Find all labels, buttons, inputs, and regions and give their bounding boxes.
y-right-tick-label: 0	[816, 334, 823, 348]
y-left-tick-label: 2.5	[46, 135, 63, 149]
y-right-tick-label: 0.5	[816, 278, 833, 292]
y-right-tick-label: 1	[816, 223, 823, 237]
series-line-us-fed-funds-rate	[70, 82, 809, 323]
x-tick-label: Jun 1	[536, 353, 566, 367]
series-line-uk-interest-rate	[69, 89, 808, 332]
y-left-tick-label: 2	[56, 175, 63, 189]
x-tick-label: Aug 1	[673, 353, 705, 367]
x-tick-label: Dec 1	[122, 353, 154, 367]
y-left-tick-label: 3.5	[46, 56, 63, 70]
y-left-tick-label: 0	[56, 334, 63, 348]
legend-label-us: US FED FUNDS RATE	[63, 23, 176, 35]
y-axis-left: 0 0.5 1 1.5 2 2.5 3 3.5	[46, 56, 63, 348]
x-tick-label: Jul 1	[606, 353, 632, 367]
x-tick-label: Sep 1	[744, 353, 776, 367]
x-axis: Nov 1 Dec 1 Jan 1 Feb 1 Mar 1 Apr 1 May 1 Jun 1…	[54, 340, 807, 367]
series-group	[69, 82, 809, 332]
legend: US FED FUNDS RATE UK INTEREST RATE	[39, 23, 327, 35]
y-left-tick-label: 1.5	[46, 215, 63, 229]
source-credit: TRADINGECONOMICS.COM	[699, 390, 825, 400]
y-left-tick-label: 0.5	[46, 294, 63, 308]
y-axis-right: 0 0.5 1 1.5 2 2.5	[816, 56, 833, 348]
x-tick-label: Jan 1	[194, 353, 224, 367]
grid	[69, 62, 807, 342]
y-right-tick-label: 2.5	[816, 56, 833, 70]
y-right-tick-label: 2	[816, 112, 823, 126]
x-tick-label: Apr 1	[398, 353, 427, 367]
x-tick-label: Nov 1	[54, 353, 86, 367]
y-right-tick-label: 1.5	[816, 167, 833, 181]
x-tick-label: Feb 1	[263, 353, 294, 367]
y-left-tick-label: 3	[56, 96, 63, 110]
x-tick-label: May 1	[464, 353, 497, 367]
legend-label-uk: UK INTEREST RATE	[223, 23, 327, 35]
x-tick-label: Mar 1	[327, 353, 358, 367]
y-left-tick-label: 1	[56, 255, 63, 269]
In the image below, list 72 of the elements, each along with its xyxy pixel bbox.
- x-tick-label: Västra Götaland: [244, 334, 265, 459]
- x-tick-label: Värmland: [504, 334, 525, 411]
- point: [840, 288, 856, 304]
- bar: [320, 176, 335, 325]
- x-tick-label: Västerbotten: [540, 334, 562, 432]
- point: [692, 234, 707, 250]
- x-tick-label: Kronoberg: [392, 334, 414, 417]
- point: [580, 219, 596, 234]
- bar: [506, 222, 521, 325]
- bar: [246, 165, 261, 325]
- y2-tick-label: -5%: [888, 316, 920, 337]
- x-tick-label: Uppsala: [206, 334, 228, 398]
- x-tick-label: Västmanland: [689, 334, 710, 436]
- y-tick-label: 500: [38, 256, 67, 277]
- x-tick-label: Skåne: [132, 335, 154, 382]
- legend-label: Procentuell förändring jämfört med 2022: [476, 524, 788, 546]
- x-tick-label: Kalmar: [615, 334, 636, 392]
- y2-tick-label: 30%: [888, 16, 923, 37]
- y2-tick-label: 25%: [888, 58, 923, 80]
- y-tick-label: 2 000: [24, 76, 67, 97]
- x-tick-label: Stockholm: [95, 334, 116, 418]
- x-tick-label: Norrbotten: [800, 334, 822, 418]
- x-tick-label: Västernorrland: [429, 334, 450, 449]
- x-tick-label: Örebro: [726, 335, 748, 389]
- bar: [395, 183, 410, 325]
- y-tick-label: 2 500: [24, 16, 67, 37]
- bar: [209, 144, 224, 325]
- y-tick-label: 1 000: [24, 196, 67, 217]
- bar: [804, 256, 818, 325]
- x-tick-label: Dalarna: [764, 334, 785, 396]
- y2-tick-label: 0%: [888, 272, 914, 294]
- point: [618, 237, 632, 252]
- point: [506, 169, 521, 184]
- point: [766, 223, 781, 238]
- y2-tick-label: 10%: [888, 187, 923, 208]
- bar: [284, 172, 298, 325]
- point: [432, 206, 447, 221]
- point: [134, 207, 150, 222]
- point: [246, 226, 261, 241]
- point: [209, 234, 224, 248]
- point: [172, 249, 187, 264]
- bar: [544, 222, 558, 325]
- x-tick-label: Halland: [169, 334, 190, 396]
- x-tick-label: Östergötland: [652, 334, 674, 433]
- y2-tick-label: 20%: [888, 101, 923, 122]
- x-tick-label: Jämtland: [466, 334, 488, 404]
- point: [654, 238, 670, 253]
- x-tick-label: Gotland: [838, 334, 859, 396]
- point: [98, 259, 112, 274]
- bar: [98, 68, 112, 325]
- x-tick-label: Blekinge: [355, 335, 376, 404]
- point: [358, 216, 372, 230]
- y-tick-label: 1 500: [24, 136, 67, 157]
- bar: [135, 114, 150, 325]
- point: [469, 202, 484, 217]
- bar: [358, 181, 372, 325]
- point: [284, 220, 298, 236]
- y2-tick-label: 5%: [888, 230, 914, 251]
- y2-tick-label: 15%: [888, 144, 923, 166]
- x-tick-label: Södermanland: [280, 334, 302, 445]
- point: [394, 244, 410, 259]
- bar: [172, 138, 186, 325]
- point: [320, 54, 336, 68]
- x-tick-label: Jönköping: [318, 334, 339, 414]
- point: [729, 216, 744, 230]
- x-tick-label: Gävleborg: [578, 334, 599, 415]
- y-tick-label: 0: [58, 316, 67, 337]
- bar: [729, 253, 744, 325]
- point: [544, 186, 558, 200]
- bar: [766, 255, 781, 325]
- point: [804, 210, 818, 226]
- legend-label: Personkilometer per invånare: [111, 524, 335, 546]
· · · · · · ·
**What is required**
Reproduce every entry, substituting "Gotland" for "Blekinge" and leaving everything else the same.

**Expected answer**
Find all labels, buttons, inputs, and regions and give their bounding boxes.
y-right-tick-label: 0	[816, 334, 823, 348]
y-left-tick-label: 2.5	[46, 135, 63, 149]
y-right-tick-label: 0.5	[816, 278, 833, 292]
y-right-tick-label: 1	[816, 223, 823, 237]
series-line-us-fed-funds-rate	[70, 82, 809, 323]
x-tick-label: Jun 1	[536, 353, 566, 367]
series-line-uk-interest-rate	[69, 89, 808, 332]
y-left-tick-label: 2	[56, 175, 63, 189]
x-tick-label: Aug 1	[673, 353, 705, 367]
x-tick-label: Dec 1	[122, 353, 154, 367]
y-left-tick-label: 3.5	[46, 56, 63, 70]
y-left-tick-label: 0	[56, 334, 63, 348]
legend-label-us: US FED FUNDS RATE	[63, 23, 176, 35]
y-axis-left: 0 0.5 1 1.5 2 2.5 3 3.5	[46, 56, 63, 348]
x-tick-label: Jul 1	[606, 353, 632, 367]
x-tick-label: Sep 1	[744, 353, 776, 367]
x-axis: Nov 1 Dec 1 Jan 1 Feb 1 Mar 1 Apr 1 May 1 Jun 1…	[54, 340, 807, 367]
series-group	[69, 82, 809, 332]
legend: US FED FUNDS RATE UK INTEREST RATE	[39, 23, 327, 35]
y-left-tick-label: 1.5	[46, 215, 63, 229]
source-credit: TRADINGECONOMICS.COM	[699, 390, 825, 400]
y-left-tick-label: 0.5	[46, 294, 63, 308]
y-axis-right: 0 0.5 1 1.5 2 2.5	[816, 56, 833, 348]
x-tick-label: Jan 1	[194, 353, 224, 367]
grid	[69, 62, 807, 342]
y-right-tick-label: 2.5	[816, 56, 833, 70]
y-right-tick-label: 2	[816, 112, 823, 126]
x-tick-label: Apr 1	[398, 353, 427, 367]
x-tick-label: Nov 1	[54, 353, 86, 367]
y-right-tick-label: 1.5	[816, 167, 833, 181]
x-tick-label: Feb 1	[263, 353, 294, 367]
y-left-tick-label: 3	[56, 96, 63, 110]
x-tick-label: May 1	[464, 353, 497, 367]
legend-label-uk: UK INTEREST RATE	[223, 23, 327, 35]
x-tick-label: Mar 1	[327, 353, 358, 367]
y-left-tick-label: 1	[56, 255, 63, 269]
In the image below, list 72 of the elements, each along with its xyxy pixel bbox.
- x-tick-label: Västra Götaland: [244, 334, 265, 459]
- x-tick-label: Värmland: [504, 334, 525, 411]
- point: [840, 288, 856, 304]
- bar: [320, 176, 335, 325]
- x-tick-label: Västerbotten: [540, 334, 562, 432]
- point: [692, 234, 707, 250]
- x-tick-label: Kronoberg: [392, 334, 414, 417]
- point: [580, 219, 596, 234]
- bar: [506, 222, 521, 325]
- bar: [246, 165, 261, 325]
- y2-tick-label: -5%: [888, 316, 920, 337]
- x-tick-label: Uppsala: [206, 334, 228, 398]
- x-tick-label: Västmanland: [689, 334, 710, 436]
- y-tick-label: 500: [38, 256, 67, 277]
- x-tick-label: Skåne: [132, 335, 154, 382]
- legend-label: Procentuell förändring jämfört med 2022: [476, 524, 788, 546]
- x-tick-label: Kalmar: [615, 334, 636, 392]
- y2-tick-label: 30%: [888, 16, 923, 37]
- y2-tick-label: 25%: [888, 58, 923, 80]
- y-tick-label: 2 000: [24, 76, 67, 97]
- x-tick-label: Stockholm: [95, 334, 116, 418]
- x-tick-label: Norrbotten: [800, 334, 822, 418]
- x-tick-label: Västernorrland: [429, 334, 450, 449]
- x-tick-label: Örebro: [726, 335, 748, 389]
- bar: [395, 183, 410, 325]
- y-tick-label: 2 500: [24, 16, 67, 37]
- bar: [209, 144, 224, 325]
- y-tick-label: 1 000: [24, 196, 67, 217]
- bar: [804, 256, 818, 325]
- x-tick-label: Dalarna: [764, 334, 785, 396]
- y2-tick-label: 0%: [888, 272, 914, 294]
- point: [618, 237, 632, 252]
- point: [506, 169, 521, 184]
- point: [766, 223, 781, 238]
- y2-tick-label: 10%: [888, 187, 923, 208]
- bar: [284, 172, 298, 325]
- point: [432, 206, 447, 221]
- point: [134, 207, 150, 222]
- point: [246, 226, 261, 241]
- point: [209, 234, 224, 248]
- point: [172, 249, 187, 264]
- bar: [544, 222, 558, 325]
- x-tick-label: Halland: [169, 334, 190, 396]
- x-tick-label: Östergötland: [652, 334, 674, 433]
- y2-tick-label: 20%: [888, 101, 923, 122]
- x-tick-label: Jämtland: [466, 334, 488, 404]
- point: [654, 238, 670, 253]
- x-tick-label: Gotland: [838, 334, 859, 396]
- point: [98, 259, 112, 274]
- bar: [98, 68, 112, 325]
- x-tick-label: Gotland: [355, 335, 376, 404]
- point: [358, 216, 372, 230]
- y-tick-label: 1 500: [24, 136, 67, 157]
- bar: [135, 114, 150, 325]
- point: [469, 202, 484, 217]
- bar: [358, 181, 372, 325]
- point: [284, 220, 298, 236]
- y2-tick-label: 5%: [888, 230, 914, 251]
- y2-tick-label: 15%: [888, 144, 923, 166]
- x-tick-label: Södermanland: [280, 334, 302, 445]
- point: [394, 244, 410, 259]
- bar: [172, 138, 186, 325]
- point: [320, 54, 336, 68]
- x-tick-label: Jönköping: [318, 334, 339, 414]
- point: [729, 216, 744, 230]
- x-tick-label: Gävleborg: [578, 334, 599, 415]
- y-tick-label: 0: [58, 316, 67, 337]
- bar: [729, 253, 744, 325]
- point: [544, 186, 558, 200]
- bar: [766, 255, 781, 325]
- point: [804, 210, 818, 226]
- legend-label: Personkilometer per invånare: [111, 524, 335, 546]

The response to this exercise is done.